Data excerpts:

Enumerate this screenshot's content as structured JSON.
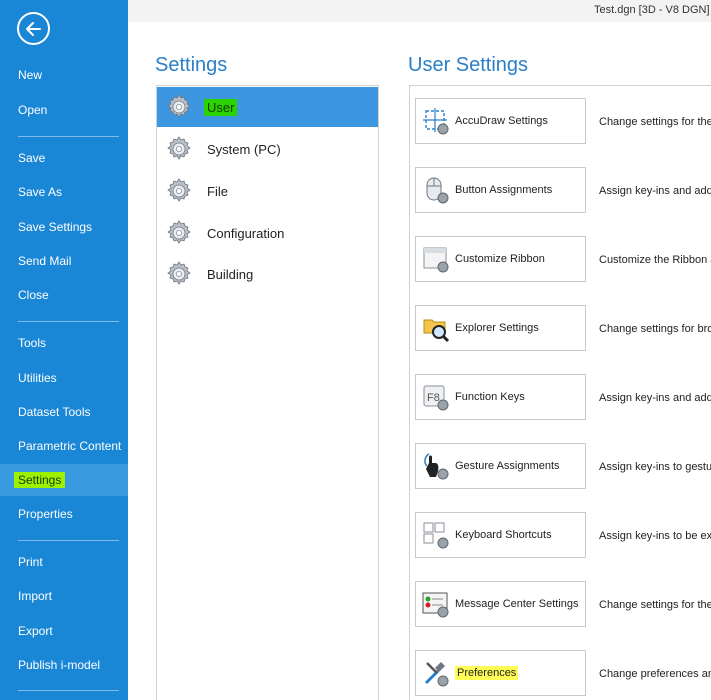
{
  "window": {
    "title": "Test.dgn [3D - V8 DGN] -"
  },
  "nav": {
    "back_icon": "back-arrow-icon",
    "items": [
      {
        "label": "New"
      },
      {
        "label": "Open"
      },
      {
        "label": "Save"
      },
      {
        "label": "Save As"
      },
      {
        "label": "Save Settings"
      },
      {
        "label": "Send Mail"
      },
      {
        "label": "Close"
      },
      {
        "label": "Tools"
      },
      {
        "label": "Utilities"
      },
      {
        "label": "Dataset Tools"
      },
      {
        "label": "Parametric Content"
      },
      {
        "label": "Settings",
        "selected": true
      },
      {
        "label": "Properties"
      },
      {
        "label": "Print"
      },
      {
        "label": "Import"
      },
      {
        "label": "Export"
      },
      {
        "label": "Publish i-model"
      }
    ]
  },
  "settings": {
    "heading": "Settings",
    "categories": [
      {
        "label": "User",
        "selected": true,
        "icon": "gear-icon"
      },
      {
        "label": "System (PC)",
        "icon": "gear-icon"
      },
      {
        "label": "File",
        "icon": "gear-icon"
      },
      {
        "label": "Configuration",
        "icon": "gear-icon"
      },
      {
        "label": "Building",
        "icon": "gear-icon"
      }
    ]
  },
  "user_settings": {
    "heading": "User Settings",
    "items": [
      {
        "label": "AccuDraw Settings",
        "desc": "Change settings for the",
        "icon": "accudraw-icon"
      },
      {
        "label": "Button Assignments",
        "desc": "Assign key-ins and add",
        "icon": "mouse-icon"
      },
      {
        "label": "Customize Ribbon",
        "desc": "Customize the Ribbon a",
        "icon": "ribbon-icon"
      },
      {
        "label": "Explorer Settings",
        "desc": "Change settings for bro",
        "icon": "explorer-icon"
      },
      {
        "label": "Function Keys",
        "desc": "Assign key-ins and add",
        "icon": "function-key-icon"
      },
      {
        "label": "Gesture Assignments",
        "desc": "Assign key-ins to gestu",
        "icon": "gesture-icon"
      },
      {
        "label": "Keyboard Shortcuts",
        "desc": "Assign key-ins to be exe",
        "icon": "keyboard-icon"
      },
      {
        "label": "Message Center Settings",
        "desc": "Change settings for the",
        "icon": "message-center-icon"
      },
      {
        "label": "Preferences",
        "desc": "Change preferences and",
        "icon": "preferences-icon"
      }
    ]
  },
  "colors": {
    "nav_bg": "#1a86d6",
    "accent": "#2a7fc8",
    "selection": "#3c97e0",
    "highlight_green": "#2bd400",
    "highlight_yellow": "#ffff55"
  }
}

---

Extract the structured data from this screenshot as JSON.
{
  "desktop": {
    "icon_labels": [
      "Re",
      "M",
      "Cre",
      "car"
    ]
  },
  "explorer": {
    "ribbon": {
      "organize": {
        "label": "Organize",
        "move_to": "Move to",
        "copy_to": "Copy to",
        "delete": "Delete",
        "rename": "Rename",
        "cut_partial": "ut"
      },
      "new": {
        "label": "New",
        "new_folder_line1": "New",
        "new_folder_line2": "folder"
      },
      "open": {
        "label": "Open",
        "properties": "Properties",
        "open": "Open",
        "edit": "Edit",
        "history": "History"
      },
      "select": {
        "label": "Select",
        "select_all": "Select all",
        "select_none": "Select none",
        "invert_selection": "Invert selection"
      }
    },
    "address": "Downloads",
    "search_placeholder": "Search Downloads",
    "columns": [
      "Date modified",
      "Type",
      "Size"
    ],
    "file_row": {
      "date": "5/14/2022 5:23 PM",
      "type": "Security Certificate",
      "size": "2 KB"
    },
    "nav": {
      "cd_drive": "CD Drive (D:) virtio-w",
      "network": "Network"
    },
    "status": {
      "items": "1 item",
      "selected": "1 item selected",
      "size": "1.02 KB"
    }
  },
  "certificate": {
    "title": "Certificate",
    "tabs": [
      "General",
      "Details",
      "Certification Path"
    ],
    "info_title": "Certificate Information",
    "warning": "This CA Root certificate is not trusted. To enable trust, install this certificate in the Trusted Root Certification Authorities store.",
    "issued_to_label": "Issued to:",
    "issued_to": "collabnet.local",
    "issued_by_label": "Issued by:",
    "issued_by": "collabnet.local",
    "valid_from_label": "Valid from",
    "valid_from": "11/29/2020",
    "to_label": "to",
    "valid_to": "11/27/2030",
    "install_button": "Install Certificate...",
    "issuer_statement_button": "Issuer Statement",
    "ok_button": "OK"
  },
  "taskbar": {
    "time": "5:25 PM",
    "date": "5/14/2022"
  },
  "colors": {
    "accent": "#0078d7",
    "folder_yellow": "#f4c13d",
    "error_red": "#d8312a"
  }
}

--

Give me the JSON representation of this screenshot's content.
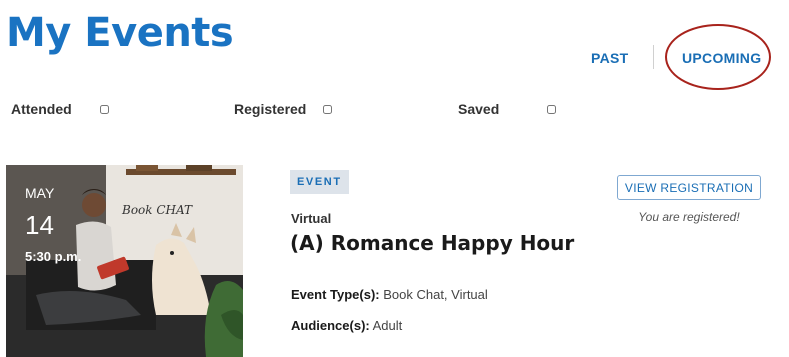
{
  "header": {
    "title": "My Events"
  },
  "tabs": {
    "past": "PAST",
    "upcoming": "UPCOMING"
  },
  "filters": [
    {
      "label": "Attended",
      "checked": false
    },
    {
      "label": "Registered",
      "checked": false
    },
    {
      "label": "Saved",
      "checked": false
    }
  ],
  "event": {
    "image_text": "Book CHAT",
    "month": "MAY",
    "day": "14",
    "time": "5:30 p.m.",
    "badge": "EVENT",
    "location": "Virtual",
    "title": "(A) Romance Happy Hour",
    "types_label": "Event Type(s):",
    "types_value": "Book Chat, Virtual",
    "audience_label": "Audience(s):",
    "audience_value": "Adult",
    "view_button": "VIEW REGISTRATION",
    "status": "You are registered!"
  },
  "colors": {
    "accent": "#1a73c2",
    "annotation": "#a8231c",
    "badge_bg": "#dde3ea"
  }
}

To do =>
Return each full line of the entries that contains the word "collabnet".

Full output =>
    "issued_to": "collabnet.local",
    "issued_by": "collabnet.local",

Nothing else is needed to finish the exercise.